** Start **

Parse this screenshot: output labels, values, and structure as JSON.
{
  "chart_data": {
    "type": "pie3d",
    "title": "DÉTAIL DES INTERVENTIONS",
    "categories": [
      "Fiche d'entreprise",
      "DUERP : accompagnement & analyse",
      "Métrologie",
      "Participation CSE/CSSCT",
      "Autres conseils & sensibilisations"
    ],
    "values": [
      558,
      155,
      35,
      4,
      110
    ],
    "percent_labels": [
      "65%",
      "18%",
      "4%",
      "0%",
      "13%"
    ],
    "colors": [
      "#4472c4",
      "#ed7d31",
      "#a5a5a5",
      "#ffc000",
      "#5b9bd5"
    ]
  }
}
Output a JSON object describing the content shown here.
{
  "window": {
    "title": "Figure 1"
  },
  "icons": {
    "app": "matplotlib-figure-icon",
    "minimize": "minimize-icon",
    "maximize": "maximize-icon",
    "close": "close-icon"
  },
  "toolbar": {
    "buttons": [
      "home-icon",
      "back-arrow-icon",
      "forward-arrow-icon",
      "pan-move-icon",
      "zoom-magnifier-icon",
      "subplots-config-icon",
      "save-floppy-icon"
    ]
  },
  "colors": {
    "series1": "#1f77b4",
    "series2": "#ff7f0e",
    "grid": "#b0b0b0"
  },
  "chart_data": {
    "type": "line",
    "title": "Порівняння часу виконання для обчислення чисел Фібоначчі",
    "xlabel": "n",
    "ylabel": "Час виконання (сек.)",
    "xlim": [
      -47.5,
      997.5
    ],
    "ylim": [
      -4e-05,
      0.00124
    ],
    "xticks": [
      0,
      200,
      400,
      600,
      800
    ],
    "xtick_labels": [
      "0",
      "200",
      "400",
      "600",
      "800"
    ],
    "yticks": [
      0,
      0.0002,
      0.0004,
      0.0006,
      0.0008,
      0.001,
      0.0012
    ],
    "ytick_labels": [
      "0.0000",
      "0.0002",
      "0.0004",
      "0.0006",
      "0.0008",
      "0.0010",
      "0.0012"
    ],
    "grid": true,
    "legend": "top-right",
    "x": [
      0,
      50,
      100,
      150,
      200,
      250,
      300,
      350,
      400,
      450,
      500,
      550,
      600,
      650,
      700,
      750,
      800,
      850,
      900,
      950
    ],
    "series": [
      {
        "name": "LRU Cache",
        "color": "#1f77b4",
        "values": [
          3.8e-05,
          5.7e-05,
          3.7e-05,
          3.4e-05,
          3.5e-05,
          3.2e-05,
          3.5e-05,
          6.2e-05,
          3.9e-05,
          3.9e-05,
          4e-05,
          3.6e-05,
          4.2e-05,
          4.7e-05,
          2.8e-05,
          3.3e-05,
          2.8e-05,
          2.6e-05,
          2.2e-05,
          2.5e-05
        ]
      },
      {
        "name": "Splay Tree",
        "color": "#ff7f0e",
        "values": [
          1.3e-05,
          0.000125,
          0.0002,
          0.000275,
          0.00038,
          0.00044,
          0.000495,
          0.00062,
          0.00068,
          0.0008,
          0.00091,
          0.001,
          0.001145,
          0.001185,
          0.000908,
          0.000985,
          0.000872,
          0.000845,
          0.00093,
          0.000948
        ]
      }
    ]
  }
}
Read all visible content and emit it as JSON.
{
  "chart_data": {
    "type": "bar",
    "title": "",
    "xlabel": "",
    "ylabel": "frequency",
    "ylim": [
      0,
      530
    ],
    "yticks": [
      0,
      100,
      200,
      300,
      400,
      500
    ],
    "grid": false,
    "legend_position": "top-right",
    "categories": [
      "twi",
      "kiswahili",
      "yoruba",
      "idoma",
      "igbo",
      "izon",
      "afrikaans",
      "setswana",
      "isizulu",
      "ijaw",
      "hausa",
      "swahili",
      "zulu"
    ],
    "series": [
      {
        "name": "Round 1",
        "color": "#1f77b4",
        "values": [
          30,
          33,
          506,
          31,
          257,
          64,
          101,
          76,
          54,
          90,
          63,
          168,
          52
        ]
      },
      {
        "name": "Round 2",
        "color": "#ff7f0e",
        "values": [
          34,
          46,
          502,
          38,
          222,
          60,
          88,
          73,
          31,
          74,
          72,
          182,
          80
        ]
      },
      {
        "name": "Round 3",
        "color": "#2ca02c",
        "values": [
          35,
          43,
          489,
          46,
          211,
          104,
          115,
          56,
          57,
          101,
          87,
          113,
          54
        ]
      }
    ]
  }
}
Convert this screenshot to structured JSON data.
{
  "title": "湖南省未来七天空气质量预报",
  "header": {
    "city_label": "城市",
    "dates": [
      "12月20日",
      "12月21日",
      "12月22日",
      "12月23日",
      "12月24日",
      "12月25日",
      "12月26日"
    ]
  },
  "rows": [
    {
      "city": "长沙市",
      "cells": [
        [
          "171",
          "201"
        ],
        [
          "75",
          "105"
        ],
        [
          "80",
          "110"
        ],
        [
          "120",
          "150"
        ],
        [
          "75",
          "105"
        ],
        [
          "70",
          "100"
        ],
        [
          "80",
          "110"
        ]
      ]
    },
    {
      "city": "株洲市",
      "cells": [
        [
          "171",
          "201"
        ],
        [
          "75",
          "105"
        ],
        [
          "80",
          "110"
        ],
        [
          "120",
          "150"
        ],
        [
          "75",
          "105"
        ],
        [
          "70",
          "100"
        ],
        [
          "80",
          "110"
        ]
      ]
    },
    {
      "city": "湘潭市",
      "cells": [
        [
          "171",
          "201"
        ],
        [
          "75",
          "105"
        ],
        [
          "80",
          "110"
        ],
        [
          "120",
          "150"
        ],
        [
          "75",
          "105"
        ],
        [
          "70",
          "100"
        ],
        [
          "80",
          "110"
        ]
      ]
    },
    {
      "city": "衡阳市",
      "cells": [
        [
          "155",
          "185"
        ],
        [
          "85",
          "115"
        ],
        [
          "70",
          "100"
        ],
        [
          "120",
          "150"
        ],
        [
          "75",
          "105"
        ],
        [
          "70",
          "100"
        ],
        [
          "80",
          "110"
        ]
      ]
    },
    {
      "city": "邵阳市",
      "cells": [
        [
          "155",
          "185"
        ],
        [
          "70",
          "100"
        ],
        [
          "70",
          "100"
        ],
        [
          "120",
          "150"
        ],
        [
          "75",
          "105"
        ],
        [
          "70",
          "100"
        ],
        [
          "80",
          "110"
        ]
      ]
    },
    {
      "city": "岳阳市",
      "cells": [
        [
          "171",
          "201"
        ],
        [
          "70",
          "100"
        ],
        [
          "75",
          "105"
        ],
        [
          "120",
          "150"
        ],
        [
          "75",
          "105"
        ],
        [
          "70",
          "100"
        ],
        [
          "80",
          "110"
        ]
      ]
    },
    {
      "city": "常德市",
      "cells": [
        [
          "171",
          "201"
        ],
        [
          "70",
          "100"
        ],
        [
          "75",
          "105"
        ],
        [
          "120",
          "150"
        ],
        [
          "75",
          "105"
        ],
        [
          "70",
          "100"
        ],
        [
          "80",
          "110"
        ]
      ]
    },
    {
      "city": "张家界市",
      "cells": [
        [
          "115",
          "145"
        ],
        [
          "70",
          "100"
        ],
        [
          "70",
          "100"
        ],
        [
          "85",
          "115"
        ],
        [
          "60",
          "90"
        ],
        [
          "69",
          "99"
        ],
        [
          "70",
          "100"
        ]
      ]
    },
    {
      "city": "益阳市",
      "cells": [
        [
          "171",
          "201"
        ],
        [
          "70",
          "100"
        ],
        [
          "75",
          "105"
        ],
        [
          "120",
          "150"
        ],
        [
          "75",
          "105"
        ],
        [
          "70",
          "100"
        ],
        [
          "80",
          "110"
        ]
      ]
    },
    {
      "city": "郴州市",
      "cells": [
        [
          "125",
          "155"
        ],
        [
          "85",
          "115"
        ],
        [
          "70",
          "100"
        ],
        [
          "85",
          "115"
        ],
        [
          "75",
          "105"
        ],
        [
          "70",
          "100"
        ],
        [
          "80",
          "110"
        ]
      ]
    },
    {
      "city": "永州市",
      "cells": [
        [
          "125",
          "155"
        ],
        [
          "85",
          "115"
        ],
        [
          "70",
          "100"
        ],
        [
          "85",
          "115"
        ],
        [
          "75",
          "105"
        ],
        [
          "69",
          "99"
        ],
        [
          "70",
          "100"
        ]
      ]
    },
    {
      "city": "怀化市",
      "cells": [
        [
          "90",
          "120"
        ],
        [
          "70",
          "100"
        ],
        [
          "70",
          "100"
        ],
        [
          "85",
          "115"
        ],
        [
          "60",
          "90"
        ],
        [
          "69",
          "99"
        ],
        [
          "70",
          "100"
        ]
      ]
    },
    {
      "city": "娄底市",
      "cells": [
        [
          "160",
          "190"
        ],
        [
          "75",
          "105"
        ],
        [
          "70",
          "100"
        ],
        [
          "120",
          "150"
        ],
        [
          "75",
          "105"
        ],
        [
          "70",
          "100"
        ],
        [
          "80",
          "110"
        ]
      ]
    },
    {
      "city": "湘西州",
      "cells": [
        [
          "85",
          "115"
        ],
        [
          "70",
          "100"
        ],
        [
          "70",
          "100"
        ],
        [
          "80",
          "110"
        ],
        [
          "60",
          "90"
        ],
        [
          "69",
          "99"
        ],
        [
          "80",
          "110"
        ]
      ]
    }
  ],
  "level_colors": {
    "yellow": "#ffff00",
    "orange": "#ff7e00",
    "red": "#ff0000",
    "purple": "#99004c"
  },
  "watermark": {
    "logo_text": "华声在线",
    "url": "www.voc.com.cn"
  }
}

** End **

Task to carry out –
Return every line containing "ylabel".

Exercise response –
    "ylabel": "Час виконання (сек.)",
    "ylabel": "frequency",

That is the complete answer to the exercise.